GIVEN REQUEST:
Select from the data all lines with the word "Output".

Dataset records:
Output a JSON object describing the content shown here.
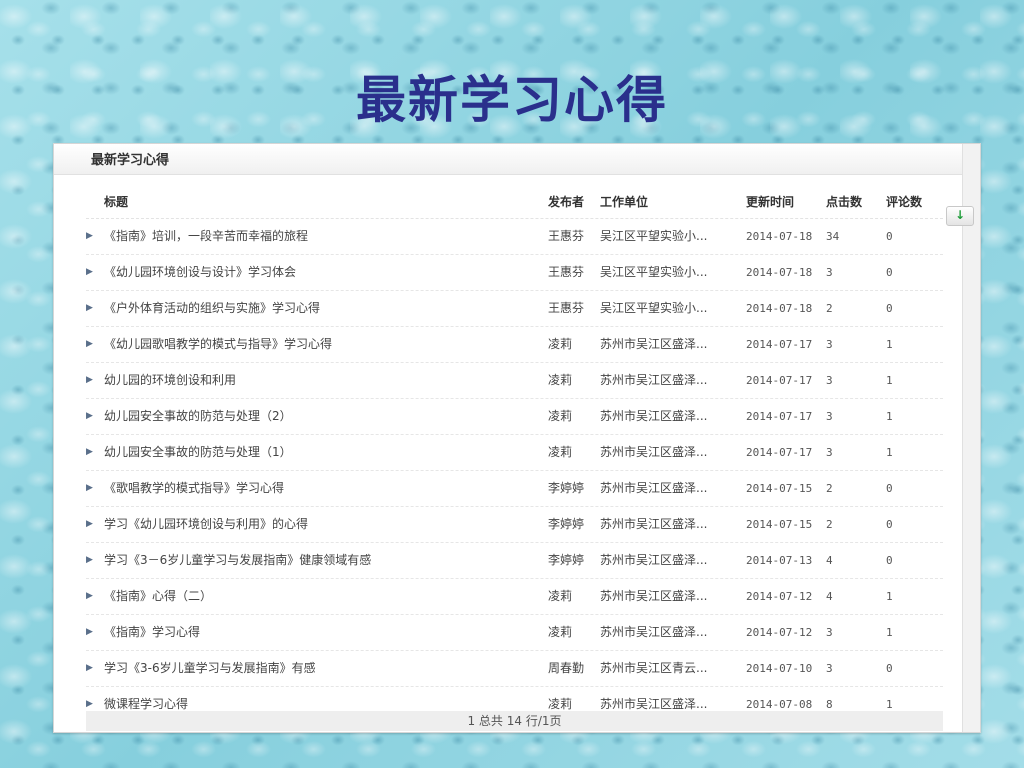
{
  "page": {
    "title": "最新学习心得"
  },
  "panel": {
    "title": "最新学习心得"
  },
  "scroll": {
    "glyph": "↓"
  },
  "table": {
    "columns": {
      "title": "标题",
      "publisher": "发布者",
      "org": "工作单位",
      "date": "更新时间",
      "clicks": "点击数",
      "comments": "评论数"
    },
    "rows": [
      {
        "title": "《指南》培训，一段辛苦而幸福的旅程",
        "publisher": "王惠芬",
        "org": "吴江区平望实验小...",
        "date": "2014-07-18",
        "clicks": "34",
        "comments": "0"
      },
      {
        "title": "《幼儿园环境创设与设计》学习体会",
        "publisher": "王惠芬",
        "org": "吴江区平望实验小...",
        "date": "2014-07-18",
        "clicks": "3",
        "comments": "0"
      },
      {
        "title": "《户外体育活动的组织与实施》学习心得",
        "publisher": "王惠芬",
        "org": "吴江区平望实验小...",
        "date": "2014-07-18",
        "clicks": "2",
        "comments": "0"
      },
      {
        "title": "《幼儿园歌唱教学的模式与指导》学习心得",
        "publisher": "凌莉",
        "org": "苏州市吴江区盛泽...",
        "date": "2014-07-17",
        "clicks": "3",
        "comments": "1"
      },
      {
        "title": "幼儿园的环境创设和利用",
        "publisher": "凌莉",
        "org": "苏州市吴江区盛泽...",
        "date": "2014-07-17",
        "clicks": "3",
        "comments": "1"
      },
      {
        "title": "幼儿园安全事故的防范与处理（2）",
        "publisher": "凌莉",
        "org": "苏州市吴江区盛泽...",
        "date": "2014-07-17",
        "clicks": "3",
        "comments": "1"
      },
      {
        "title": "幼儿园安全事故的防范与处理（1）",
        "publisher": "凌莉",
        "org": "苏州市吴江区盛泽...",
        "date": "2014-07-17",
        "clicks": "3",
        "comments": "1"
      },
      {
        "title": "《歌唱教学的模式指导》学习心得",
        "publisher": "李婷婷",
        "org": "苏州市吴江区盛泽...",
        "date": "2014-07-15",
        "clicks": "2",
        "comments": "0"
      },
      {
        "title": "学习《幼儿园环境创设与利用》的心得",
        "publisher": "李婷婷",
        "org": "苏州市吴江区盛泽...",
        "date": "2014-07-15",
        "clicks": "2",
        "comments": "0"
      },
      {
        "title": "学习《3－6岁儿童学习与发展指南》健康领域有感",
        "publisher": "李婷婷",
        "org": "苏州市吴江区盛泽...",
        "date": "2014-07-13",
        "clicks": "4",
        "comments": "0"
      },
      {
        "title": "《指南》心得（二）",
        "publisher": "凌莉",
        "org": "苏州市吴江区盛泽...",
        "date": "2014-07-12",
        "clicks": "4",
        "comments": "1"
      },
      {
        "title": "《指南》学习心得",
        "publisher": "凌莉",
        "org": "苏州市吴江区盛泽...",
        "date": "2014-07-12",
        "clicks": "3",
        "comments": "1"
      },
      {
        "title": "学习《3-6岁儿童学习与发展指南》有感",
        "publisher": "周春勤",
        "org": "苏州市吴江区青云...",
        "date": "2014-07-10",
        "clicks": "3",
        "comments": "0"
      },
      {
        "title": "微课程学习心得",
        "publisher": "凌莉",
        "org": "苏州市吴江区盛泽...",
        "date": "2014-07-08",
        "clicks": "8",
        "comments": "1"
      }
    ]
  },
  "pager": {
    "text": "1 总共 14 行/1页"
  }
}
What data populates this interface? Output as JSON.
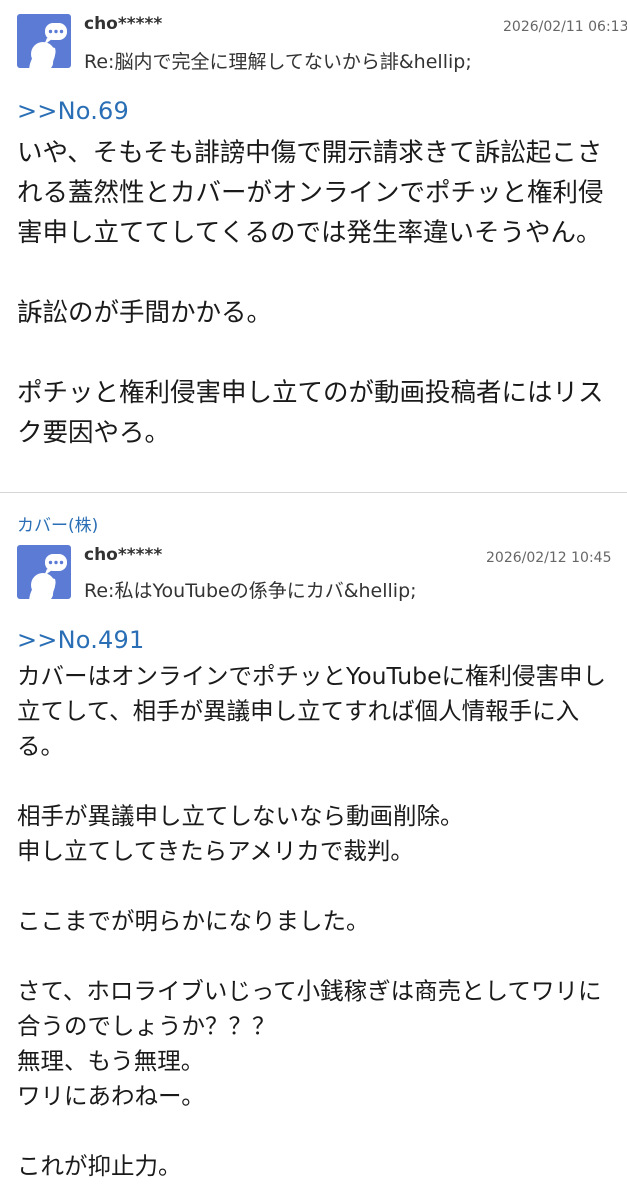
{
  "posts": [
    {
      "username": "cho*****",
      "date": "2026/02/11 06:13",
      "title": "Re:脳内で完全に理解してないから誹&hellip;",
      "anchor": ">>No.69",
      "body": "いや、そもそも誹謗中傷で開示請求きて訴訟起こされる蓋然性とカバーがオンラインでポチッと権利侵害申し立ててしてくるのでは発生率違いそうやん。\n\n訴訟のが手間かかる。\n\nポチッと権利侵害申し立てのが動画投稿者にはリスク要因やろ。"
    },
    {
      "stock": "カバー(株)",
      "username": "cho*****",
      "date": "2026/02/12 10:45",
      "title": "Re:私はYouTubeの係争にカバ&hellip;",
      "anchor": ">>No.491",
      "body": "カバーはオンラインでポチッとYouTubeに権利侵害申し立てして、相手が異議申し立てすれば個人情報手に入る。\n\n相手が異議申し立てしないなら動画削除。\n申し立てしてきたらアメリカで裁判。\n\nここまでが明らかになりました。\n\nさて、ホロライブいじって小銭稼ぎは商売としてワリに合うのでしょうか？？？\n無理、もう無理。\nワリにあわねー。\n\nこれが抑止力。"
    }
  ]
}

FINAL RESULT:
Output a JSON object describing the content shown here.
What data populates this interface? Output as JSON.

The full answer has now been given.